TASK DESCRIPTION. Reproduce the lines below verbatim, starting with the first line of the collection entries and ending with the line that contains "legend-blue-line2: por leche", both included.

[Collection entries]
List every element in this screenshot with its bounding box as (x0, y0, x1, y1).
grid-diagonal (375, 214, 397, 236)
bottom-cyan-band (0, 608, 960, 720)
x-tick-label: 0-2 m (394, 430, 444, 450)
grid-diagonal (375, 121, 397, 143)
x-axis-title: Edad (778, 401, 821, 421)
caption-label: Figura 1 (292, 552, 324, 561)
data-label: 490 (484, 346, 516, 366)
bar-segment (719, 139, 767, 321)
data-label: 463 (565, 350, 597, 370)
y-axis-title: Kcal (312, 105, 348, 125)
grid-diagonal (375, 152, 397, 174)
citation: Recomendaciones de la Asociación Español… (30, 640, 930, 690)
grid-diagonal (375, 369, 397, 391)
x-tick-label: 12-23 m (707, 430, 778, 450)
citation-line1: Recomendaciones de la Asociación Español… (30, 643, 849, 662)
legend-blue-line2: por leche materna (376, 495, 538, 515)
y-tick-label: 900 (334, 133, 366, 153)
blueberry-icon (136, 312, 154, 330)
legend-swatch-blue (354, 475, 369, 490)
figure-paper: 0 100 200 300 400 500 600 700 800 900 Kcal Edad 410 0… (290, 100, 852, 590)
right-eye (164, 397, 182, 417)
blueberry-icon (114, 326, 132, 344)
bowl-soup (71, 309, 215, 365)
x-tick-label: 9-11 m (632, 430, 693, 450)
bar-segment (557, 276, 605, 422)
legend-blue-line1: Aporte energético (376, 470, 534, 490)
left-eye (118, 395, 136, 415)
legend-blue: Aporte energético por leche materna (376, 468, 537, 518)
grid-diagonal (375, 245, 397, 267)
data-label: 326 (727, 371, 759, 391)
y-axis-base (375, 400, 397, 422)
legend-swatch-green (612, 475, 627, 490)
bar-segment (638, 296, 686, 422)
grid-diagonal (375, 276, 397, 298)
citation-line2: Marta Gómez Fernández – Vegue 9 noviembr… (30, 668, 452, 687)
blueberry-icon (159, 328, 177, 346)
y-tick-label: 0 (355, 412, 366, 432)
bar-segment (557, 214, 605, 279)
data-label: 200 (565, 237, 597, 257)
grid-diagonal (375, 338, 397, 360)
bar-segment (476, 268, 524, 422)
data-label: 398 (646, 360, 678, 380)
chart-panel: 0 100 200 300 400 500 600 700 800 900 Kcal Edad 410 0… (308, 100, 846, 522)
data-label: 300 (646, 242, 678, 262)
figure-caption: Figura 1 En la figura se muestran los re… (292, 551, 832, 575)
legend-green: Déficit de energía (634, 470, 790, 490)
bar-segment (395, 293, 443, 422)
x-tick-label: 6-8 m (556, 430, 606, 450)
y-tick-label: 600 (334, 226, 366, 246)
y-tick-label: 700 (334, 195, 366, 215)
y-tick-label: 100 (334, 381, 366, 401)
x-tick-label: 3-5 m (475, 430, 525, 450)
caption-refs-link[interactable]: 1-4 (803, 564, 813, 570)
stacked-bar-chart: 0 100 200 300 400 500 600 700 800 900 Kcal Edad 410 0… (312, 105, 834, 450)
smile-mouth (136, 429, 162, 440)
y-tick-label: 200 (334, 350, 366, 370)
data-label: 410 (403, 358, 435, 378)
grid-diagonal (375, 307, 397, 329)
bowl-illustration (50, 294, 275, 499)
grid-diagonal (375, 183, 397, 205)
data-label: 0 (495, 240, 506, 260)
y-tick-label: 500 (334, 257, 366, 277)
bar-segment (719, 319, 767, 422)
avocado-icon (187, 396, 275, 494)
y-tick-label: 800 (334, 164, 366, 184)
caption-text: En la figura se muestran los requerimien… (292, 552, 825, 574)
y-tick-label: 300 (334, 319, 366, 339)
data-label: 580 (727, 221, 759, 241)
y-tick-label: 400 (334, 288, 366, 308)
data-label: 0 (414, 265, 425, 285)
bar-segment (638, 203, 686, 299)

OUTPUT FOR THIS EXERCISE.
List every element in this screenshot with its bounding box as (x0, y0, x1, y1).
grid-diagonal (375, 214, 397, 236)
bottom-cyan-band (0, 608, 960, 720)
x-tick-label: 0-2 m (394, 430, 444, 450)
grid-diagonal (375, 121, 397, 143)
x-axis-title: Edad (778, 401, 821, 421)
caption-label: Figura 1 (292, 552, 324, 561)
data-label: 490 (484, 346, 516, 366)
bar-segment (719, 139, 767, 321)
data-label: 463 (565, 350, 597, 370)
y-axis-title: Kcal (312, 105, 348, 125)
grid-diagonal (375, 152, 397, 174)
citation: Recomendaciones de la Asociación Español… (30, 640, 930, 690)
grid-diagonal (375, 369, 397, 391)
x-tick-label: 12-23 m (707, 430, 778, 450)
citation-line1: Recomendaciones de la Asociación Español… (30, 643, 849, 662)
legend-blue-line2: por leche materna (376, 495, 538, 515)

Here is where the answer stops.